**Requirement**: Copy out all of the material exactly as presented.

**Stored data**:
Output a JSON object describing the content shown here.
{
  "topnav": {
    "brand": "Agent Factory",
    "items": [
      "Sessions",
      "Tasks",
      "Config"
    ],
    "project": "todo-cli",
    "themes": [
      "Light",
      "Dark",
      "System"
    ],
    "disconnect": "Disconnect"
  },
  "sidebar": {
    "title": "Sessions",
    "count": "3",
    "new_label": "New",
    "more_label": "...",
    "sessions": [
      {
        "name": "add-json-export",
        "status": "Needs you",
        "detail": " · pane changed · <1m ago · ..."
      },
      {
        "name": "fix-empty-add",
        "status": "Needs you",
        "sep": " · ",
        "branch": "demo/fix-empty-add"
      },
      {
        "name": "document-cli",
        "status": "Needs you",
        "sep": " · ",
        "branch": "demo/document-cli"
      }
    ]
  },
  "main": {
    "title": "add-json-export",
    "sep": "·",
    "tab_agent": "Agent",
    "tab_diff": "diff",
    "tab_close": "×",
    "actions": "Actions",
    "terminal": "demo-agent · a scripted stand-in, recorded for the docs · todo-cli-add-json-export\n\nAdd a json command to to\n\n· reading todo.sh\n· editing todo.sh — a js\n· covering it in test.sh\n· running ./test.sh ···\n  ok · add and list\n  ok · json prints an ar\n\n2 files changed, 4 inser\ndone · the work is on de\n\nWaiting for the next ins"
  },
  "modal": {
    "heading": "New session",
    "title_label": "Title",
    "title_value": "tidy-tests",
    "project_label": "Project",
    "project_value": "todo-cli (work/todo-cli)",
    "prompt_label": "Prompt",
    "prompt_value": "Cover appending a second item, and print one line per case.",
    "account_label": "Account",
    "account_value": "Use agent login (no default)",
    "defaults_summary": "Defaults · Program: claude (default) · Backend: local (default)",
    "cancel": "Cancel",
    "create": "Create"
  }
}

**Exercise output**:
Output a JSON object describing the content shown here.
{
  "topnav": {
    "brand": "Agent Factory",
    "items": [
      "Sessions",
      "Tasks",
      "Config"
    ],
    "project": "todo-cli",
    "themes": [
      "Light",
      "Dark",
      "System"
    ],
    "disconnect": "Disconnect"
  },
  "sidebar": {
    "title": "Sessions",
    "count": "3",
    "new_label": "New",
    "more_label": "...",
    "sessions": [
      {
        "name": "add-json-export",
        "status": "Needs you",
        "detail": " · pane changed · <1m ago · ..."
      },
      {
        "name": "fix-empty-add",
        "status": "Needs you",
        "sep": " · ",
        "branch": "demo/fix-empty-add"
      },
      {
        "name": "document-cli",
        "status": "Needs you",
        "sep": " · ",
        "branch": "demo/document-cli"
      }
    ]
  },
  "main": {
    "title": "add-json-export",
    "sep": "·",
    "tab_agent": "Agent",
    "tab_diff": "diff",
    "tab_close": "×",
    "actions": "Actions",
    "terminal": "demo-agent · a scripted stand-in, recorded for the docs · todo-cli-add-json-export\n\nAdd a json command to to\n\n· reading todo.sh\n· editing todo.sh — a js\n· covering it in test.sh\n· running ./test.sh ···\n  ok · add and list\n  ok · json prints an ar\n\n2 files changed, 4 inser\ndone · the work is on de\n\nWaiting for the next ins"
  },
  "modal": {
    "heading": "New session",
    "title_label": "Title",
    "title_value": "tidy-tests",
    "project_label": "Project",
    "project_value": "todo-cli (work/todo-cli)",
    "prompt_label": "Prompt",
    "prompt_value": "Cover appending a second item, and print one line per case.",
    "account_label": "Account",
    "account_value": "Use agent login (no default)",
    "defaults_summary": "Defaults · Program: claude (default) · Backend: local (default)",
    "cancel": "Cancel",
    "create": "Create"
  }
}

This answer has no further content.